#### TASK BRIEF
Where a line contains the string "texto", copy that line.

#### THE RECORDS

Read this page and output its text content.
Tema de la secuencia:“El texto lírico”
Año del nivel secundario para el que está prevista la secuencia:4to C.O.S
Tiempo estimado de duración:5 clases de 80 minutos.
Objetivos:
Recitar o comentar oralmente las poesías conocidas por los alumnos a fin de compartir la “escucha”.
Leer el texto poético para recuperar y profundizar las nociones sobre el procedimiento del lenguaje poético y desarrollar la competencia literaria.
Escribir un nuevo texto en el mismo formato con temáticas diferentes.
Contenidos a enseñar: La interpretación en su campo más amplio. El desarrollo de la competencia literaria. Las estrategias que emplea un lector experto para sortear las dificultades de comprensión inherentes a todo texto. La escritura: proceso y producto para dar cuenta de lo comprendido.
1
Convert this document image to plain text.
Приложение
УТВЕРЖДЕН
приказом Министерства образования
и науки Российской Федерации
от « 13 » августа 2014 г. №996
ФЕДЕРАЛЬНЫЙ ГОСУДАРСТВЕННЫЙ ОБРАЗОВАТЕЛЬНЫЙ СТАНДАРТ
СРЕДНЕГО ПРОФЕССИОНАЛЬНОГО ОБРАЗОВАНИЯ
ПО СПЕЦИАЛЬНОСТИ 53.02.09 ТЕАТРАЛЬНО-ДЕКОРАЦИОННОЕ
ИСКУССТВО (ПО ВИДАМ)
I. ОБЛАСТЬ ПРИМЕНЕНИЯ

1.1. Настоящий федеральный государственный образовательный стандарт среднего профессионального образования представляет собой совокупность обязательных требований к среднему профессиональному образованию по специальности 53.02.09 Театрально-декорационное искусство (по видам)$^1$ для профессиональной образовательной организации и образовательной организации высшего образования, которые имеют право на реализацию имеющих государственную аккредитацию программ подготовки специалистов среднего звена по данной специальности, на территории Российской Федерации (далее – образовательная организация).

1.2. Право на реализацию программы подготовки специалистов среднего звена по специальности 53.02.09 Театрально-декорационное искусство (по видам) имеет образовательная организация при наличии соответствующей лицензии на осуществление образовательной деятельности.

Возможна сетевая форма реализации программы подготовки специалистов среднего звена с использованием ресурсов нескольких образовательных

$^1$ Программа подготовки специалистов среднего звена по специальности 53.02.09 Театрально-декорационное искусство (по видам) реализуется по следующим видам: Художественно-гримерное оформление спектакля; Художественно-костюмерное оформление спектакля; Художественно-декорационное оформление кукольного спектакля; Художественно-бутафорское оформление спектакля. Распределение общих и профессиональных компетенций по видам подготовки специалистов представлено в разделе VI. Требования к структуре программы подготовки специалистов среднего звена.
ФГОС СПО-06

#### EXERCISE RESPONSE
Tema de la secuencia:“El texto lírico”
Leer el texto poético para recuperar y profundizar las nociones sobre el procedimiento del lenguaje poético y desarrollar la competencia literaria.
Escribir un nuevo texto en el mismo formato con temáticas diferentes.
Contenidos a enseñar: La interpretación en su campo más amplio. El desarrollo de la competencia literaria. Las estrategias que emplea un lector experto para sortear las dificultades de comprensión inherentes a todo texto. La escritura: proceso y producto para dar cuenta de lo comprendido.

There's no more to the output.